What you will do ::
Transcribe each record below word for word.

[Stored data]
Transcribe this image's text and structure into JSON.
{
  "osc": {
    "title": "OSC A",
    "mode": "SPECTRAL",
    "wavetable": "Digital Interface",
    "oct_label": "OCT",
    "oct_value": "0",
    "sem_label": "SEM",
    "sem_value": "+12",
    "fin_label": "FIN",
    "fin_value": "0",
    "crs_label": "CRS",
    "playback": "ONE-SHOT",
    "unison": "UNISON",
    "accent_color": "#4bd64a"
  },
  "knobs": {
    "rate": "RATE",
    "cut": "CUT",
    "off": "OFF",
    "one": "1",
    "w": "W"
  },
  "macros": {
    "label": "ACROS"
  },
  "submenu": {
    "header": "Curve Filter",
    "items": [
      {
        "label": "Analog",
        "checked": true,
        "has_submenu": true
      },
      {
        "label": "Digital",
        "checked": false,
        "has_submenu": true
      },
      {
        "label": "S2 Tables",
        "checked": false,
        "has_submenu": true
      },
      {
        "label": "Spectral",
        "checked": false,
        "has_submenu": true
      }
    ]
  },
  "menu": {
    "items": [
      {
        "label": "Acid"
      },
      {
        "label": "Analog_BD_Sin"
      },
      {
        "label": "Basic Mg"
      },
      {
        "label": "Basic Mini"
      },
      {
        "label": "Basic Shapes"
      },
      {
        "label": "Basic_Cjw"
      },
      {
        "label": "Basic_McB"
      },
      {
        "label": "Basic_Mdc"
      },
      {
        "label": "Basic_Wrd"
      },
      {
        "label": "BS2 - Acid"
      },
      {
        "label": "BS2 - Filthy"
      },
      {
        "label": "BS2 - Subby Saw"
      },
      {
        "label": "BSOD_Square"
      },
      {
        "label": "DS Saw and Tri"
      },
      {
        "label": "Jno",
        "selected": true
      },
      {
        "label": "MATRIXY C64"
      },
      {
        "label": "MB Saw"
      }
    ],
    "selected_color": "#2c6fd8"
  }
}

Solution ::
Transcribe this image's text and structure into JSON.
{
  "osc": {
    "title": "OSC A",
    "mode": "SPECTRAL",
    "wavetable": "Digital Interface",
    "oct_label": "OCT",
    "oct_value": "0",
    "sem_label": "SEM",
    "sem_value": "+12",
    "fin_label": "FIN",
    "fin_value": "0",
    "crs_label": "CRS",
    "playback": "ONE-SHOT",
    "unison": "UNISON",
    "accent_color": "#4bd64a"
  },
  "knobs": {
    "rate": "RATE",
    "cut": "CUT",
    "off": "OFF",
    "one": "1",
    "w": "W"
  },
  "macros": {
    "label": "ACROS"
  },
  "submenu": {
    "header": "Curve Filter",
    "items": [
      {
        "label": "Analog",
        "checked": true,
        "has_submenu": true
      },
      {
        "label": "Digital",
        "checked": false,
        "has_submenu": true
      },
      {
        "label": "S2 Tables",
        "checked": false,
        "has_submenu": true
      },
      {
        "label": "Spectral",
        "checked": false,
        "has_submenu": true
      }
    ]
  },
  "menu": {
    "items": [
      {
        "label": "Acid"
      },
      {
        "label": "Analog_BD_Sin"
      },
      {
        "label": "Basic Mg"
      },
      {
        "label": "Basic Mini"
      },
      {
        "label": "Basic Shapes"
      },
      {
        "label": "Basic_Cjw"
      },
      {
        "label": "Basic_McB"
      },
      {
        "label": "Basic_Mdc"
      },
      {
        "label": "Basic_Wrd"
      },
      {
        "label": "BS2 - Acid"
      },
      {
        "label": "BS2 - Filthy"
      },
      {
        "label": "BS2 - Subby Saw"
      },
      {
        "label": "BSOD_Square"
      },
      {
        "label": "DS Saw and Tri"
      },
      {
        "label": "Jno",
        "selected": true
      },
      {
        "label": "MATRIXY C64"
      },
      {
        "label": "MB Saw"
      }
    ],
    "selected_color": "#2c6fd8"
  }
}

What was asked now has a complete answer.